* Start *

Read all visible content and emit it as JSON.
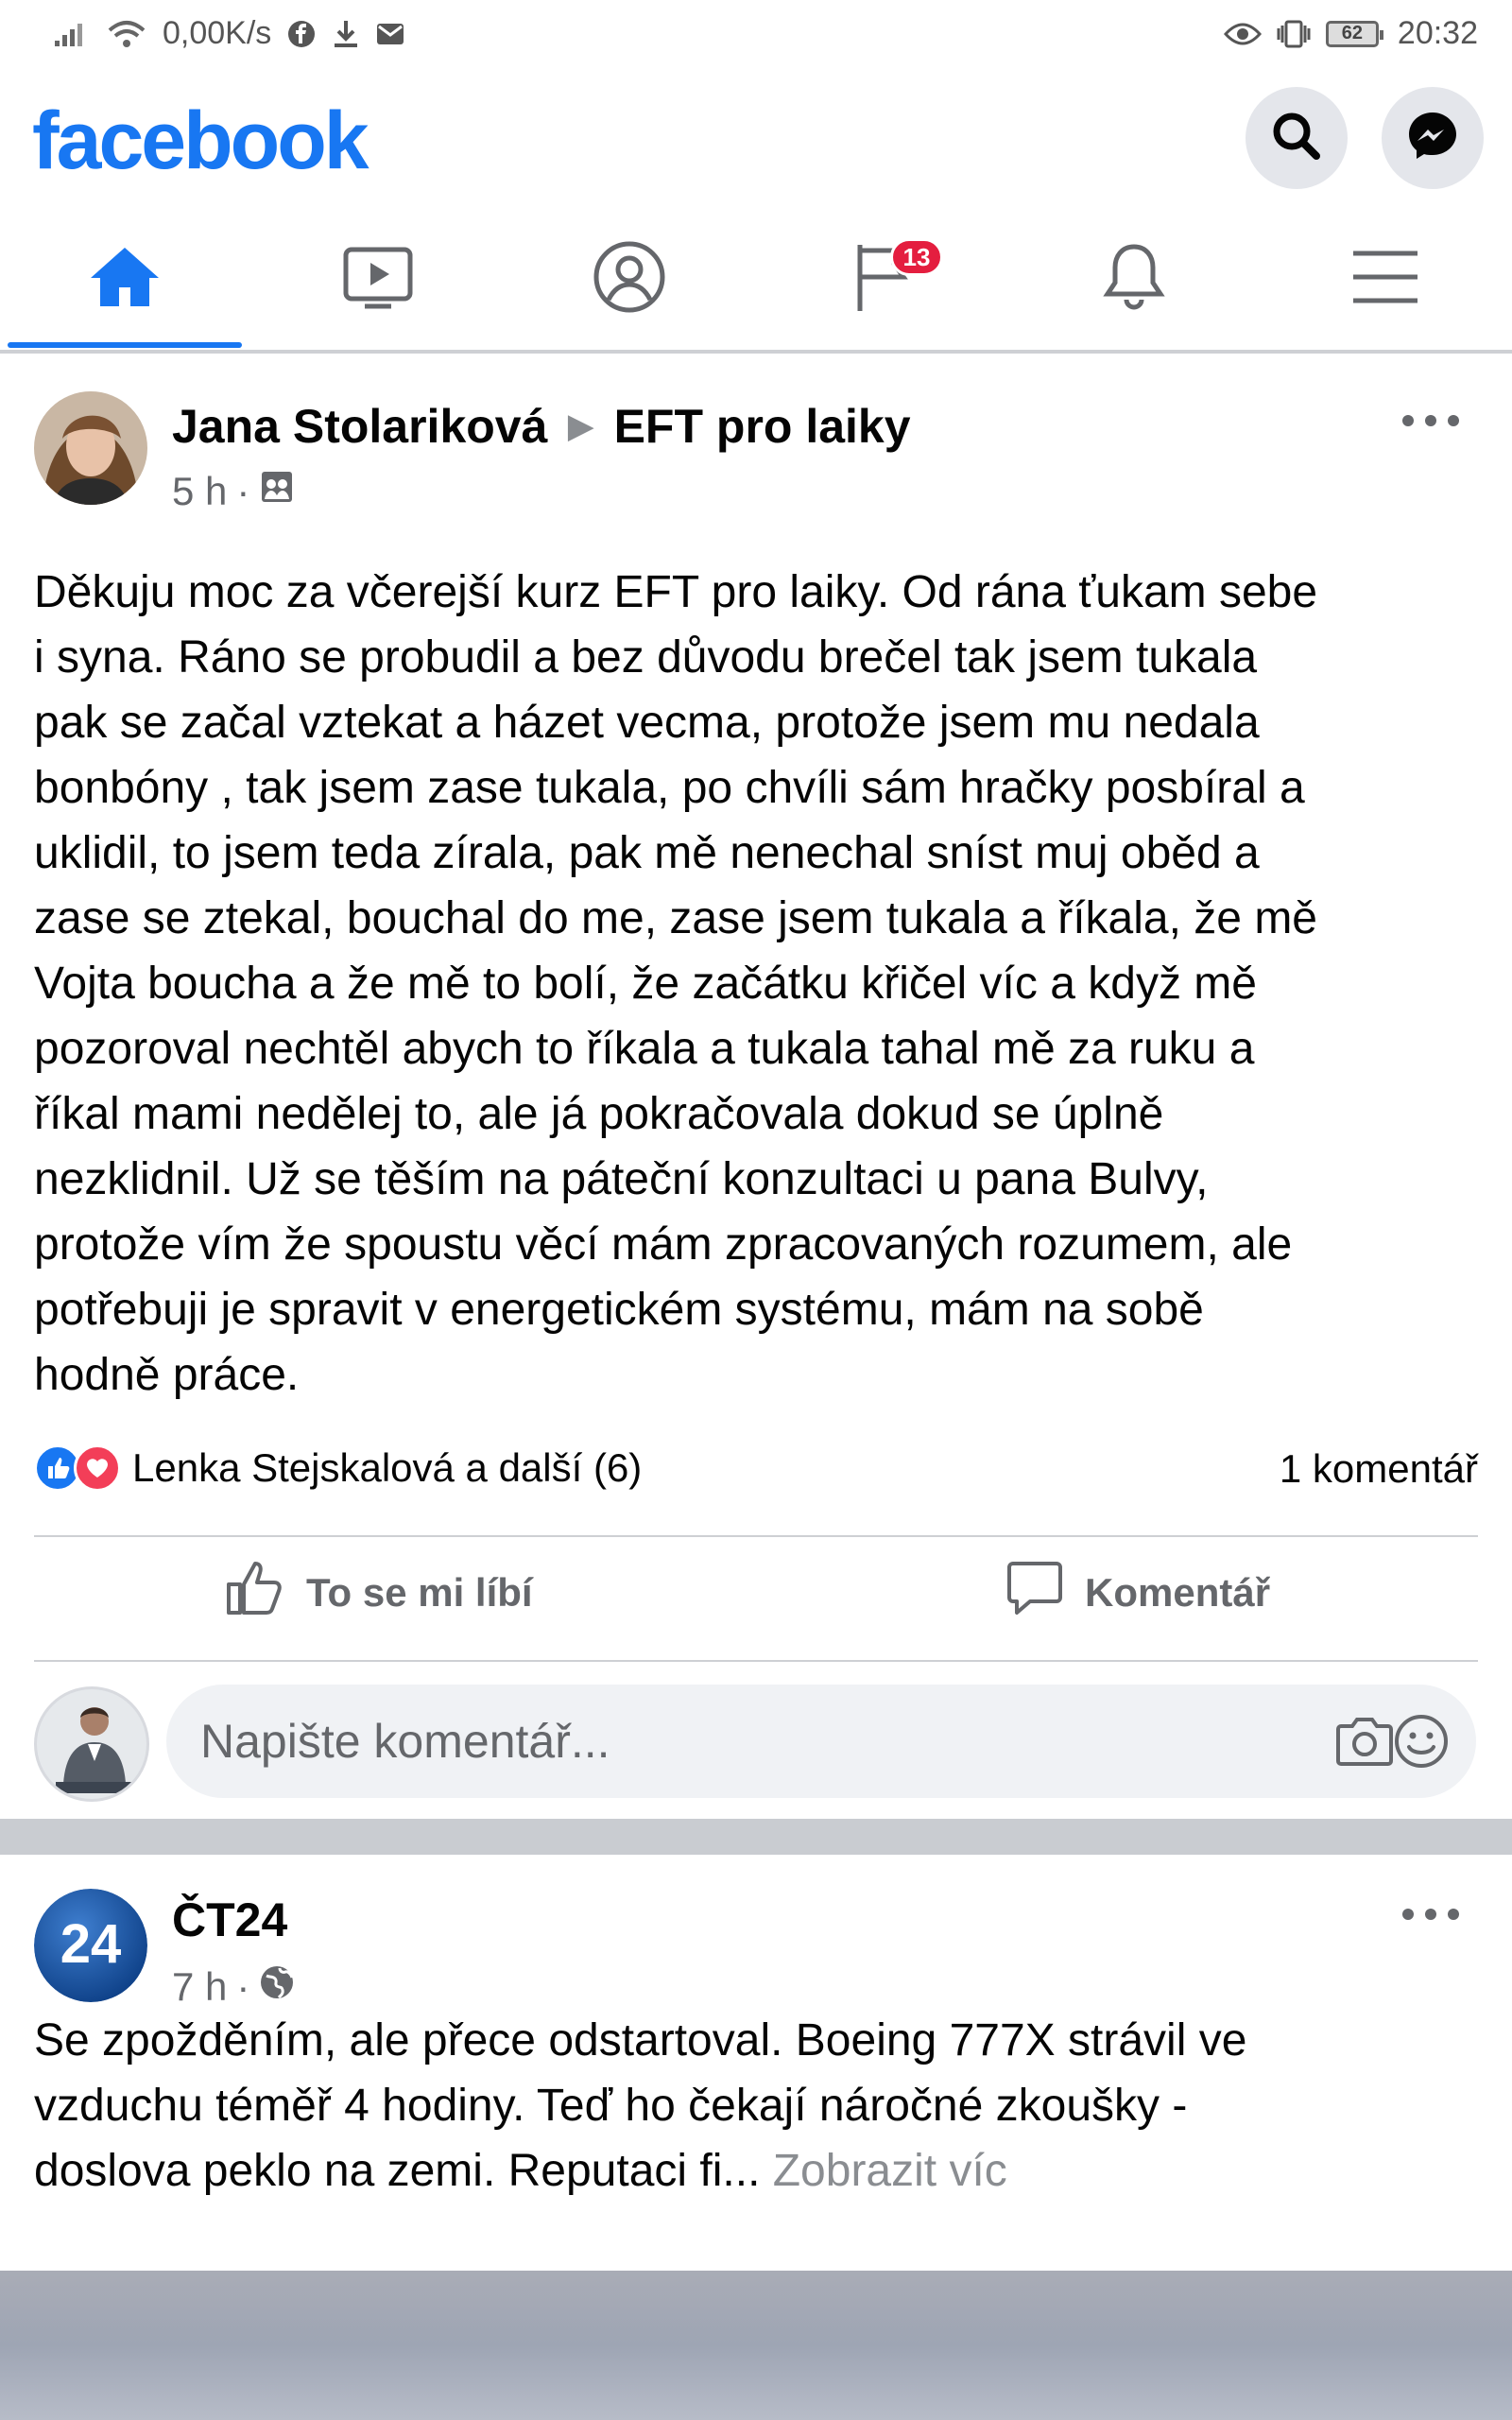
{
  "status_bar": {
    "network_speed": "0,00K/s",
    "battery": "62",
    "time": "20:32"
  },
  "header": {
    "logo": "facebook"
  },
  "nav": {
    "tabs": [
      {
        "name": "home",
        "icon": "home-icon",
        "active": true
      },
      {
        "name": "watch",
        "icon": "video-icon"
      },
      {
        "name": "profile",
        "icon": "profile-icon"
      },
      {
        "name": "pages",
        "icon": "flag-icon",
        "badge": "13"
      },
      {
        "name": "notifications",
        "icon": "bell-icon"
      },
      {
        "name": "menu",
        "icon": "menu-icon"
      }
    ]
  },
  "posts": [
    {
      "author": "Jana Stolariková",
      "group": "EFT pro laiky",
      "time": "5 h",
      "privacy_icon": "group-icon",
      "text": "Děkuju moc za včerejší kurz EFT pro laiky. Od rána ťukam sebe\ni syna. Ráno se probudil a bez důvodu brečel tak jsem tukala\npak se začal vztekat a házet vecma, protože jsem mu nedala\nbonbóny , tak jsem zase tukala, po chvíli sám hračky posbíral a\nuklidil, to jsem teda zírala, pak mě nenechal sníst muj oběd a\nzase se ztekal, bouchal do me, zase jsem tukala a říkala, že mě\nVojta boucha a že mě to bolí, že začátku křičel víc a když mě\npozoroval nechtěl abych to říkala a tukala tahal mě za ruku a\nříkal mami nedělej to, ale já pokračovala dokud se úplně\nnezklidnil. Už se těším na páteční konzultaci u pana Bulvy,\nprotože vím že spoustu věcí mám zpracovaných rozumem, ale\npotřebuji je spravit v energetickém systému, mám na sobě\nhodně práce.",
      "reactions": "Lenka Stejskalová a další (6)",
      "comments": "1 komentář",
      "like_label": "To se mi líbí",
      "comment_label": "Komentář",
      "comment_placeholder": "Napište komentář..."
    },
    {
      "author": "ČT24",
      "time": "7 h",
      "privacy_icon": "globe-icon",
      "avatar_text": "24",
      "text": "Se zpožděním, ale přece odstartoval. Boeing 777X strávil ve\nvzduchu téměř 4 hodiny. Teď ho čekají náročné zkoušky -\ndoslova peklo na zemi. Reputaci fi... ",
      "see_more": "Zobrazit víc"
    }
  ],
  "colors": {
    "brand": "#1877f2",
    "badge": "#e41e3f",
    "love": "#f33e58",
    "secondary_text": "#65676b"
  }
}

* End *

TASK BRIEF ->
Omit the pictures and give the material again, exactly and in full.

EXERCISE OUTPUT ->
Read all visible content and emit it as JSON.
{
  "status_bar": {
    "network_speed": "0,00K/s",
    "battery": "62",
    "time": "20:32"
  },
  "header": {
    "logo": "facebook"
  },
  "nav": {
    "tabs": [
      {
        "name": "home",
        "icon": "home-icon",
        "active": true
      },
      {
        "name": "watch",
        "icon": "video-icon"
      },
      {
        "name": "profile",
        "icon": "profile-icon"
      },
      {
        "name": "pages",
        "icon": "flag-icon",
        "badge": "13"
      },
      {
        "name": "notifications",
        "icon": "bell-icon"
      },
      {
        "name": "menu",
        "icon": "menu-icon"
      }
    ]
  },
  "posts": [
    {
      "author": "Jana Stolariková",
      "group": "EFT pro laiky",
      "time": "5 h",
      "privacy_icon": "group-icon",
      "text": "Děkuju moc za včerejší kurz EFT pro laiky. Od rána ťukam sebe\ni syna. Ráno se probudil a bez důvodu brečel tak jsem tukala\npak se začal vztekat a házet vecma, protože jsem mu nedala\nbonbóny , tak jsem zase tukala, po chvíli sám hračky posbíral a\nuklidil, to jsem teda zírala, pak mě nenechal sníst muj oběd a\nzase se ztekal, bouchal do me, zase jsem tukala a říkala, že mě\nVojta boucha a že mě to bolí, že začátku křičel víc a když mě\npozoroval nechtěl abych to říkala a tukala tahal mě za ruku a\nříkal mami nedělej to, ale já pokračovala dokud se úplně\nnezklidnil. Už se těším na páteční konzultaci u pana Bulvy,\nprotože vím že spoustu věcí mám zpracovaných rozumem, ale\npotřebuji je spravit v energetickém systému, mám na sobě\nhodně práce.",
      "reactions": "Lenka Stejskalová a další (6)",
      "comments": "1 komentář",
      "like_label": "To se mi líbí",
      "comment_label": "Komentář",
      "comment_placeholder": "Napište komentář..."
    },
    {
      "author": "ČT24",
      "time": "7 h",
      "privacy_icon": "globe-icon",
      "avatar_text": "24",
      "text": "Se zpožděním, ale přece odstartoval. Boeing 777X strávil ve\nvzduchu téměř 4 hodiny. Teď ho čekají náročné zkoušky -\ndoslova peklo na zemi. Reputaci fi... ",
      "see_more": "Zobrazit víc"
    }
  ],
  "colors": {
    "brand": "#1877f2",
    "badge": "#e41e3f",
    "love": "#f33e58",
    "secondary_text": "#65676b"
  }
}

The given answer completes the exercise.